→ Supplied records

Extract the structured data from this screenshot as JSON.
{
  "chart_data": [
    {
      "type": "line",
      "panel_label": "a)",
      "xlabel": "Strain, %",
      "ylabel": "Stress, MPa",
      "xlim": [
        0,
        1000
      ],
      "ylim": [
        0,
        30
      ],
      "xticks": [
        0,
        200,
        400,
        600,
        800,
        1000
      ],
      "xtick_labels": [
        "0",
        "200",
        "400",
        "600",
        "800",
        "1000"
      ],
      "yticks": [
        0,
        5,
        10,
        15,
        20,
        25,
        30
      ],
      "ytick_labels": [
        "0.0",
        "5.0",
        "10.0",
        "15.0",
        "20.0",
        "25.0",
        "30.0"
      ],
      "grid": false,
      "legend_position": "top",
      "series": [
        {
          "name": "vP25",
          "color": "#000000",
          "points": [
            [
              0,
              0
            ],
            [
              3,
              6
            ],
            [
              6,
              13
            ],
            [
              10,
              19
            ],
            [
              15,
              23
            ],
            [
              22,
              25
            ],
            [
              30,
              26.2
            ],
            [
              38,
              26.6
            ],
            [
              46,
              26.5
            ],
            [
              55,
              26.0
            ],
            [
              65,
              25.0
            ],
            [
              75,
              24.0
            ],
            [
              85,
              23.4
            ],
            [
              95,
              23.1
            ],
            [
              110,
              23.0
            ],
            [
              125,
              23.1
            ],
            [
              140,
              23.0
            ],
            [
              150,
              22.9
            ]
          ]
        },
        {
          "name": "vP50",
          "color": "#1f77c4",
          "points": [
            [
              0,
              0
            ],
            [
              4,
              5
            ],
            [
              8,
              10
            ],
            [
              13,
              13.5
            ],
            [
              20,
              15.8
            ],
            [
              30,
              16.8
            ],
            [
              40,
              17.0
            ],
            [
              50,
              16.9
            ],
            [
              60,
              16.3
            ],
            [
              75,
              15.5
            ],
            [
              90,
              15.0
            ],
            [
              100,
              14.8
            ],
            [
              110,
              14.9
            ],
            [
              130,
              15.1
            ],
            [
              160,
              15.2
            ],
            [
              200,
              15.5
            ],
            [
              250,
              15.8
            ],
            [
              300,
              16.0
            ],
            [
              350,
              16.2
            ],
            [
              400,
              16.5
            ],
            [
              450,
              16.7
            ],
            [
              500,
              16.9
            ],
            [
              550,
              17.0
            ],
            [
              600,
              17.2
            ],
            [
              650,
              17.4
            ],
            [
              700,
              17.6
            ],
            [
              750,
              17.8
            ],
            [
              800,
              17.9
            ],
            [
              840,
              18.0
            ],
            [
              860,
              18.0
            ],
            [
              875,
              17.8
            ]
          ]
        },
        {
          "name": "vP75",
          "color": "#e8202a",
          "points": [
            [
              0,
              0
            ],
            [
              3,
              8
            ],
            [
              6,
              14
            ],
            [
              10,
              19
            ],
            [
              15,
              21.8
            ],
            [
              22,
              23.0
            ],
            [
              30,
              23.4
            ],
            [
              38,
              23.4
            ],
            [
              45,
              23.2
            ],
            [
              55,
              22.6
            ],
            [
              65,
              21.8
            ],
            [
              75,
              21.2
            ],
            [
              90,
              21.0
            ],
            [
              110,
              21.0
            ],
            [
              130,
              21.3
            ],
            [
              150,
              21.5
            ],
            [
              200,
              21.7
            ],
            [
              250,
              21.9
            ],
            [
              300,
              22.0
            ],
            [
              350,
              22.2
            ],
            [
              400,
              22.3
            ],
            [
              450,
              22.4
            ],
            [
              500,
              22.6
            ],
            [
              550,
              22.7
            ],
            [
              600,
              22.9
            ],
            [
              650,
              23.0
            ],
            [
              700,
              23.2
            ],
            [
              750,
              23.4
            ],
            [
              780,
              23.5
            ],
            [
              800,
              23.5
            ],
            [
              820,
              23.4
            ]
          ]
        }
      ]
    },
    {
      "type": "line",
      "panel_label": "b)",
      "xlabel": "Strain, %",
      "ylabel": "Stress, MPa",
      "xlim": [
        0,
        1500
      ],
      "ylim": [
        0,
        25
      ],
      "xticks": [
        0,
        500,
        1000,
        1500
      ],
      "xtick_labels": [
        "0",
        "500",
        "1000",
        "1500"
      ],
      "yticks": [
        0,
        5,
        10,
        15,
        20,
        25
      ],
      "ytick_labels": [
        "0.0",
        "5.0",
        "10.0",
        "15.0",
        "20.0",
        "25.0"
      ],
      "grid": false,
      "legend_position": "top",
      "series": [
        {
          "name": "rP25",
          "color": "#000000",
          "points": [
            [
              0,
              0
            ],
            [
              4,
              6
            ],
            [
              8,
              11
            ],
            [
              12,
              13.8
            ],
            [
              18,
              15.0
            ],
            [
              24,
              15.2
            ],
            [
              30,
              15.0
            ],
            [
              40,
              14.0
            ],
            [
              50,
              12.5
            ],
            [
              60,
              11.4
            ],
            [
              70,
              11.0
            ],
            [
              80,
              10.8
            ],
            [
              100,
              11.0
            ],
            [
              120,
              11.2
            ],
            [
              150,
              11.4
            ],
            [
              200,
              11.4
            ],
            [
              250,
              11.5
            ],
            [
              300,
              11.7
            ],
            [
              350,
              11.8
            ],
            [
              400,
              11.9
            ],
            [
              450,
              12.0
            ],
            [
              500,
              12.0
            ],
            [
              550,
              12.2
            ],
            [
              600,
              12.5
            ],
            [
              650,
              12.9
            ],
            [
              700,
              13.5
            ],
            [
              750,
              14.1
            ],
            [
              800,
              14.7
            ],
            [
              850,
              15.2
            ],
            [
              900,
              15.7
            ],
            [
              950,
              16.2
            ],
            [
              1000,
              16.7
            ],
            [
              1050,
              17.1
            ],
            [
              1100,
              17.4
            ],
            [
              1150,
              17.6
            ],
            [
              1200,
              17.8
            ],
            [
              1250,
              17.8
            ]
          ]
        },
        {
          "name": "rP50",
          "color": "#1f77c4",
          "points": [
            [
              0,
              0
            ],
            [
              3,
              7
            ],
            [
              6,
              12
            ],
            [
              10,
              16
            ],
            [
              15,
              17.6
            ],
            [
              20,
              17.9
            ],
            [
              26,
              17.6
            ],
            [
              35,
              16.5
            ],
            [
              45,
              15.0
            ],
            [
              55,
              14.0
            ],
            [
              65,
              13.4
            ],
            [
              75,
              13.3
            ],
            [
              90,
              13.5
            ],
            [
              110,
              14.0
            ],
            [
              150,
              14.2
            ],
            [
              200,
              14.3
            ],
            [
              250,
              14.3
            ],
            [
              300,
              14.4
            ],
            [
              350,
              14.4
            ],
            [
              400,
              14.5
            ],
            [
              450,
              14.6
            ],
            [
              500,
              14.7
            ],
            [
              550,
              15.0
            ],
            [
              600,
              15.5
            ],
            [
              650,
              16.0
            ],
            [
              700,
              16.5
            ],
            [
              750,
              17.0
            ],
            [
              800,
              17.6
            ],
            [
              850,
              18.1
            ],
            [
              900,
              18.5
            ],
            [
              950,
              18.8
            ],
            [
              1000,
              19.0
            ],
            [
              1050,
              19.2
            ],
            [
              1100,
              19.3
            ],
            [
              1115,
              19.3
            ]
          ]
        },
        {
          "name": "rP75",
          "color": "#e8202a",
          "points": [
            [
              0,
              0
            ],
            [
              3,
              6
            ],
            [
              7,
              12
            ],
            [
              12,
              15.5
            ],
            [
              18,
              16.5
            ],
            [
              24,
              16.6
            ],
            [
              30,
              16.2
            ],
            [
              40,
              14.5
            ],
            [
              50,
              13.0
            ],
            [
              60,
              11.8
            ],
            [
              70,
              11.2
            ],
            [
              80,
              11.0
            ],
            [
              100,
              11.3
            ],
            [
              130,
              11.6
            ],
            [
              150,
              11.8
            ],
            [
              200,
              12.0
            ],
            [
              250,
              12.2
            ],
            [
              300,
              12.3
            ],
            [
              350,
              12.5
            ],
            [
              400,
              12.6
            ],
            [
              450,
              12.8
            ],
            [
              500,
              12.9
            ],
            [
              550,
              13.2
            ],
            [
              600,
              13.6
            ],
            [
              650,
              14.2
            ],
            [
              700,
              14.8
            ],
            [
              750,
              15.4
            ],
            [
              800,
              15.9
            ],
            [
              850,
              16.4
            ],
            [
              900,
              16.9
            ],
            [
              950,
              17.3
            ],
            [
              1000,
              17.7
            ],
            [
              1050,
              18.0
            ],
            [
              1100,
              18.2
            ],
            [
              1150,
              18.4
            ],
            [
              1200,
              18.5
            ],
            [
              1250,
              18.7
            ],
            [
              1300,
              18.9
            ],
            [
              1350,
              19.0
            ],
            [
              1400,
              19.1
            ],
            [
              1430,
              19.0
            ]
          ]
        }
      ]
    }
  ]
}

→ What you are asked to do
List the lines that contain the word "name".

→ Completed task
          "name": "vP25",
          "name": "vP50",
          "name": "vP75",
          "name": "rP25",
          "name": "rP50",
          "name": "rP75",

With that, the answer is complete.